→ Task goal: Show only lines that include "name".

------ Information provided

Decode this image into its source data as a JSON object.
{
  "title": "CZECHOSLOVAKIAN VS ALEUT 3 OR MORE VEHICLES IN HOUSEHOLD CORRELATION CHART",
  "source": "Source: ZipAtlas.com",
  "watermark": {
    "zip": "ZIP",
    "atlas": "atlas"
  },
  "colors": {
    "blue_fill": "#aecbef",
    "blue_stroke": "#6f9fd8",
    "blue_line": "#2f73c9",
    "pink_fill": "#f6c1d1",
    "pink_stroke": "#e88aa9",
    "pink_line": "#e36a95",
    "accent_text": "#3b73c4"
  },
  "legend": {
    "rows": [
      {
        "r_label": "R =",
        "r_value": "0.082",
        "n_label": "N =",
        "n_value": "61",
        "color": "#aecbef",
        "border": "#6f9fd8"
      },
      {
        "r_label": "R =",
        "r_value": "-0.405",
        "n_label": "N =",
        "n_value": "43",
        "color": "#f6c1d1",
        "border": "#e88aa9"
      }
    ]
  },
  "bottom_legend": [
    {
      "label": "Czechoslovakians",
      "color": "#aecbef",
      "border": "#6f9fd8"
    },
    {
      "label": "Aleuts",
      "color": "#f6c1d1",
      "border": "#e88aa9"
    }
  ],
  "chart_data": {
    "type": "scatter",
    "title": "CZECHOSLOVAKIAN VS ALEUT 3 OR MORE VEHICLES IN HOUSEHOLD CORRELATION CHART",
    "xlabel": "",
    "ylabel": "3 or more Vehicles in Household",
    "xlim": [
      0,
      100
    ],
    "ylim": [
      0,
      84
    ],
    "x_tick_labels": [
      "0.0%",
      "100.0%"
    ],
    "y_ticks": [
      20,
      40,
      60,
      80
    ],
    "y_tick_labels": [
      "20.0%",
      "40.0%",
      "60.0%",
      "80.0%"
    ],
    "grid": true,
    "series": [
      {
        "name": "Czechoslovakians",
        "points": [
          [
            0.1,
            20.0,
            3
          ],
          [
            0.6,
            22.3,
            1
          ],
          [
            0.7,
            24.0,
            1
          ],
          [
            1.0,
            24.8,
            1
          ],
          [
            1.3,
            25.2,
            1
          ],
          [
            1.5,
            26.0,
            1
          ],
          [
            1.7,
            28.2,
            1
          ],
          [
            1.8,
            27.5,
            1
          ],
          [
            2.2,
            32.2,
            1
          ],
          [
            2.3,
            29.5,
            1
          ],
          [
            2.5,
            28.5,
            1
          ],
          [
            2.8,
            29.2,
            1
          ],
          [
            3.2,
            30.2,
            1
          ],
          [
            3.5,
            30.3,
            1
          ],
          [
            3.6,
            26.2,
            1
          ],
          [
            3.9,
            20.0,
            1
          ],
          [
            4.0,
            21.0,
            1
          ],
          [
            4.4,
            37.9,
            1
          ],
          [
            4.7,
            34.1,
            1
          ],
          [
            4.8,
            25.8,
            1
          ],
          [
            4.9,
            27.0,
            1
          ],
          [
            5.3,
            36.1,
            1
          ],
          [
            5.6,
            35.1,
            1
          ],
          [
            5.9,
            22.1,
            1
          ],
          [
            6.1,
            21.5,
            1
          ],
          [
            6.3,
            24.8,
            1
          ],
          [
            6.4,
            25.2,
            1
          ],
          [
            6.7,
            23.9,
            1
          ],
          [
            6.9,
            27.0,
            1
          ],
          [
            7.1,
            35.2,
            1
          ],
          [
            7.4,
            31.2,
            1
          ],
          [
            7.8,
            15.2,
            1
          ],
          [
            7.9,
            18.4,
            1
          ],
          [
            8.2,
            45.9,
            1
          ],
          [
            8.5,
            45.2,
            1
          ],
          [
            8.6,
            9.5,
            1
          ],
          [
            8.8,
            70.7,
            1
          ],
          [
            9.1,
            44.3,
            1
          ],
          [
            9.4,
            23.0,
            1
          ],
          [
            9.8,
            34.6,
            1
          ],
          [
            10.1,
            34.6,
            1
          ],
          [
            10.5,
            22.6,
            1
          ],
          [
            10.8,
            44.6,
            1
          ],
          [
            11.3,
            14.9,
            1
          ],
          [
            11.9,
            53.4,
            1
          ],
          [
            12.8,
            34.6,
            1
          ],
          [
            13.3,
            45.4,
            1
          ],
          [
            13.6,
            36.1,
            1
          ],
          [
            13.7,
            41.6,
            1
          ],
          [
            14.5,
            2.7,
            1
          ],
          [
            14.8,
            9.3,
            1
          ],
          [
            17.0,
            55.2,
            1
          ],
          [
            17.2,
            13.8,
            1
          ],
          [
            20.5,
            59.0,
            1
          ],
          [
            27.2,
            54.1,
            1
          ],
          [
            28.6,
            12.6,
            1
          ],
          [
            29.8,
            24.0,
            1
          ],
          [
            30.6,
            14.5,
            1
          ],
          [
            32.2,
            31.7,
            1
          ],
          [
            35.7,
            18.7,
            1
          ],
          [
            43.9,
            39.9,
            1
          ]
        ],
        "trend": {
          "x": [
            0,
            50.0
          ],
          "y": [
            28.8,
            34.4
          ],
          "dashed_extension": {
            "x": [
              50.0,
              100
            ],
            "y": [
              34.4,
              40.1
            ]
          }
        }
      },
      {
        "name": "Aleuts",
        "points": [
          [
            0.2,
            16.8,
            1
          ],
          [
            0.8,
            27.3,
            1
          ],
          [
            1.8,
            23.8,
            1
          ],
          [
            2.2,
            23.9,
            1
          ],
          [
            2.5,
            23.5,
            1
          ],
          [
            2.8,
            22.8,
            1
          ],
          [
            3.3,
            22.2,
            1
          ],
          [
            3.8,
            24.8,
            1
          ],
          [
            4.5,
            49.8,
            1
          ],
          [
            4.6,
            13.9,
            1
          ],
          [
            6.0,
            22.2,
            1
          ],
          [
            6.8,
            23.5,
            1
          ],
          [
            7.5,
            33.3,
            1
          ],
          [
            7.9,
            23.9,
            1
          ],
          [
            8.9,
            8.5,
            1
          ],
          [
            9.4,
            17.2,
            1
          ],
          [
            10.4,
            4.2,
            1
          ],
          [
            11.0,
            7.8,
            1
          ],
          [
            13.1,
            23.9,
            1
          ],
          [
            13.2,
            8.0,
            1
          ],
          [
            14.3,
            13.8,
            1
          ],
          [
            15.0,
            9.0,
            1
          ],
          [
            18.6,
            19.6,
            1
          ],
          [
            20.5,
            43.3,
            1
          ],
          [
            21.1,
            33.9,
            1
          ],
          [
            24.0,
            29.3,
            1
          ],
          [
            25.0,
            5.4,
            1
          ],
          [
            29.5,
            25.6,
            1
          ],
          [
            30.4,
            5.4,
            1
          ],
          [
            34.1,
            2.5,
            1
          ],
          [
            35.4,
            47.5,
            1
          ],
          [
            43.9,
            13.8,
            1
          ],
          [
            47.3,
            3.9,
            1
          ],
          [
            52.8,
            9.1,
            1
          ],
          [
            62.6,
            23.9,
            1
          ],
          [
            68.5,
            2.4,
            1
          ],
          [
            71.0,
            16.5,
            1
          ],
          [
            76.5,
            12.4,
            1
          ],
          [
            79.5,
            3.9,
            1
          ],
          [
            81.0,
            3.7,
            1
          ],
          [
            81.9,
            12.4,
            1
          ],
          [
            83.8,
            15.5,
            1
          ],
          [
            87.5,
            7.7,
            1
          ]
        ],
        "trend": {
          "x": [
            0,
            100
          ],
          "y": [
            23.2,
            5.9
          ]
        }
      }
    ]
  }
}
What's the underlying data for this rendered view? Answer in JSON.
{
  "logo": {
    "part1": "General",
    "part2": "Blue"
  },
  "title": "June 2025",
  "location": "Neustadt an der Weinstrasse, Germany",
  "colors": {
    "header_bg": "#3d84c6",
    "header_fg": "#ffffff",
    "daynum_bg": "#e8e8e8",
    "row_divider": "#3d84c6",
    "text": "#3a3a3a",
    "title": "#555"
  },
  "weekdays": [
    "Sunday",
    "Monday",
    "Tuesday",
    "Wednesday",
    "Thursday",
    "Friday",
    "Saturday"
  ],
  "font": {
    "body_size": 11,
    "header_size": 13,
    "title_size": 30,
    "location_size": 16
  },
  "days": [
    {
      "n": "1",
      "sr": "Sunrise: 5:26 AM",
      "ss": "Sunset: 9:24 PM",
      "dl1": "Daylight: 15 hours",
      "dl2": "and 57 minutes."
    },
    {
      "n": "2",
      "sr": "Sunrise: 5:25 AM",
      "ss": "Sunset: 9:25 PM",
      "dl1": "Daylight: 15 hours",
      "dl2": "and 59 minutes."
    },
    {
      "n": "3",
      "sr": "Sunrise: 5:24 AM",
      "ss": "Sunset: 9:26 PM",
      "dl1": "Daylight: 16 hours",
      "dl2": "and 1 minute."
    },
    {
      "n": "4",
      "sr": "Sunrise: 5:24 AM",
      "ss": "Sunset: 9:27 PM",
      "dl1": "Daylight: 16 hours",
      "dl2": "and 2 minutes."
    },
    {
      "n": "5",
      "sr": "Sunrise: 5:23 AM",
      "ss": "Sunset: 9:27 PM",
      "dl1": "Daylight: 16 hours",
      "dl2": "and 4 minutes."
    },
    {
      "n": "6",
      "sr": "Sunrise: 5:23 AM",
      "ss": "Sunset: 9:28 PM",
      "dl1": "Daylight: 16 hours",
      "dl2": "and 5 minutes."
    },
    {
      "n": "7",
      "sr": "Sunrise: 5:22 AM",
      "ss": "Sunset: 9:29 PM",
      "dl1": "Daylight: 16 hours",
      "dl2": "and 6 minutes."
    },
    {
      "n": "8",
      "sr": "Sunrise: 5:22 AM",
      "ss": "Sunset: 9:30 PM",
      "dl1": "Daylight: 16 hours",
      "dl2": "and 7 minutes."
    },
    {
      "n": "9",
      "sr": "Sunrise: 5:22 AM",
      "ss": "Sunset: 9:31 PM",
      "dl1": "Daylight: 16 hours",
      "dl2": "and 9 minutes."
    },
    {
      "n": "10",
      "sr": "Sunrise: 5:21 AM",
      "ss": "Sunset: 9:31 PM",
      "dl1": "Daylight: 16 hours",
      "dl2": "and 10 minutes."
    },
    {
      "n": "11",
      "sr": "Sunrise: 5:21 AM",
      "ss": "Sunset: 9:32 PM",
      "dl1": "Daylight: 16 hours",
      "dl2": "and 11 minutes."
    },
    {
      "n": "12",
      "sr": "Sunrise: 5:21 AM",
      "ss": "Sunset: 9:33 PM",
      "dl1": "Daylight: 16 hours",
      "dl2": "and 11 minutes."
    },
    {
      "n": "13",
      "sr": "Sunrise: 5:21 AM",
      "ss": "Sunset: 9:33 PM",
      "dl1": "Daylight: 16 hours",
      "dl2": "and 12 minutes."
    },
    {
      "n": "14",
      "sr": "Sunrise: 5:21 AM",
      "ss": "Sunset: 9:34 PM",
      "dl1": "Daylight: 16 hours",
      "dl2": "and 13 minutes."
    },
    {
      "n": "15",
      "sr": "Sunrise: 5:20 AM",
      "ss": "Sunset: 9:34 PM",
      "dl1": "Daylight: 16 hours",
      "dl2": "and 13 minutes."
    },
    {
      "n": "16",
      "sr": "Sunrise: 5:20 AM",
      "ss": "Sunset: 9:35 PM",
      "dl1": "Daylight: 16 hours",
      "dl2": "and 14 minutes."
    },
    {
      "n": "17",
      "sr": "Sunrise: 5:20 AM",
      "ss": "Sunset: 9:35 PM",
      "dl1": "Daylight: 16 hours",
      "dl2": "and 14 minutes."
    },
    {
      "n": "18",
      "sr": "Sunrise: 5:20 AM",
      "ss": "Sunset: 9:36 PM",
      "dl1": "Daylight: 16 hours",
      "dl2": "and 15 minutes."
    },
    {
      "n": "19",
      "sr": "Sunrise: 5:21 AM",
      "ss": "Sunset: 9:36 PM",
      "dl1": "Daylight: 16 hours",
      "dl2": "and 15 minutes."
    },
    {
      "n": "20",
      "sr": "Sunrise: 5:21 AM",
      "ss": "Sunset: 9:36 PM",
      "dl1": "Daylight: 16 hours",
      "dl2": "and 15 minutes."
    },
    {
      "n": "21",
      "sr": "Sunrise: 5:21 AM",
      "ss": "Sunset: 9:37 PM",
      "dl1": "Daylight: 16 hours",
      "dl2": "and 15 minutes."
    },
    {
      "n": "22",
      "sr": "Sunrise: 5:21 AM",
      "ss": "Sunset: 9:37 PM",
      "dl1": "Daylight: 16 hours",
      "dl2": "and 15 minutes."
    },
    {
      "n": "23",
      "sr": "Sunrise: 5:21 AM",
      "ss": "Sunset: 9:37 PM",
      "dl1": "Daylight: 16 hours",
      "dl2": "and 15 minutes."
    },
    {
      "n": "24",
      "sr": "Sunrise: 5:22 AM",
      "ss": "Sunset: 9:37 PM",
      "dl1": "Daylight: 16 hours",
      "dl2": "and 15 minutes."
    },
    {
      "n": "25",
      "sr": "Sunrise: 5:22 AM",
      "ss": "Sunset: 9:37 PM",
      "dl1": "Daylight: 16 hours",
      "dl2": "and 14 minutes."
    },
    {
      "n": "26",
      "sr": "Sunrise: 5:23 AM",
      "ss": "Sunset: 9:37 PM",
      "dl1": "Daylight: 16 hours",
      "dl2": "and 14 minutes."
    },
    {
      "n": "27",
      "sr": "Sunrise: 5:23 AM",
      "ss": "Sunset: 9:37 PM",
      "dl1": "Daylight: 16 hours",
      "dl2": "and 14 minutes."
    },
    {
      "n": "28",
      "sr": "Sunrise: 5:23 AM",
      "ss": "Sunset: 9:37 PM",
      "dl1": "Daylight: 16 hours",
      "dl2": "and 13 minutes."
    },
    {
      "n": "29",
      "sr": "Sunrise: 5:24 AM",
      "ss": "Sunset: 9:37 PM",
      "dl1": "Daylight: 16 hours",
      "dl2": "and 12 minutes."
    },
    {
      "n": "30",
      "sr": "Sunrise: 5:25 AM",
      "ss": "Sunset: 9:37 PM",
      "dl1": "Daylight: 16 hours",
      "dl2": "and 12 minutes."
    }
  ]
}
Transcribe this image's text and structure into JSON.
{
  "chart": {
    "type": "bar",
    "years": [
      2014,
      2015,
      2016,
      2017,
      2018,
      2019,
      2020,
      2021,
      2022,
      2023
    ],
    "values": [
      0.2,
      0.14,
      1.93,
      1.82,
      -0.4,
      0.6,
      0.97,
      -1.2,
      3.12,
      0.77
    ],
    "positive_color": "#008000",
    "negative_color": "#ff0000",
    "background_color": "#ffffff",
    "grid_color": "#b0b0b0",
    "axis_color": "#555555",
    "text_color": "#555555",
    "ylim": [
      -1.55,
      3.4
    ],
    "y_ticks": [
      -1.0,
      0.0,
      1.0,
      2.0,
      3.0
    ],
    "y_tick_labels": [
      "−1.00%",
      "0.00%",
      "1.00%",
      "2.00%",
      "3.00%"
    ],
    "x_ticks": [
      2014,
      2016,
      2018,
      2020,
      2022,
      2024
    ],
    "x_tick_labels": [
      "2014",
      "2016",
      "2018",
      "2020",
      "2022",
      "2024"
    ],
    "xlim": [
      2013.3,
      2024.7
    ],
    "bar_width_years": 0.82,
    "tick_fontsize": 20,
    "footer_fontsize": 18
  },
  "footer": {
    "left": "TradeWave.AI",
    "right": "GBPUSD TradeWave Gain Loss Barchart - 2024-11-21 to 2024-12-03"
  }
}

------------

→ Completed exercise:
        "name": "Czechoslovakians",
        "name": "Aleuts",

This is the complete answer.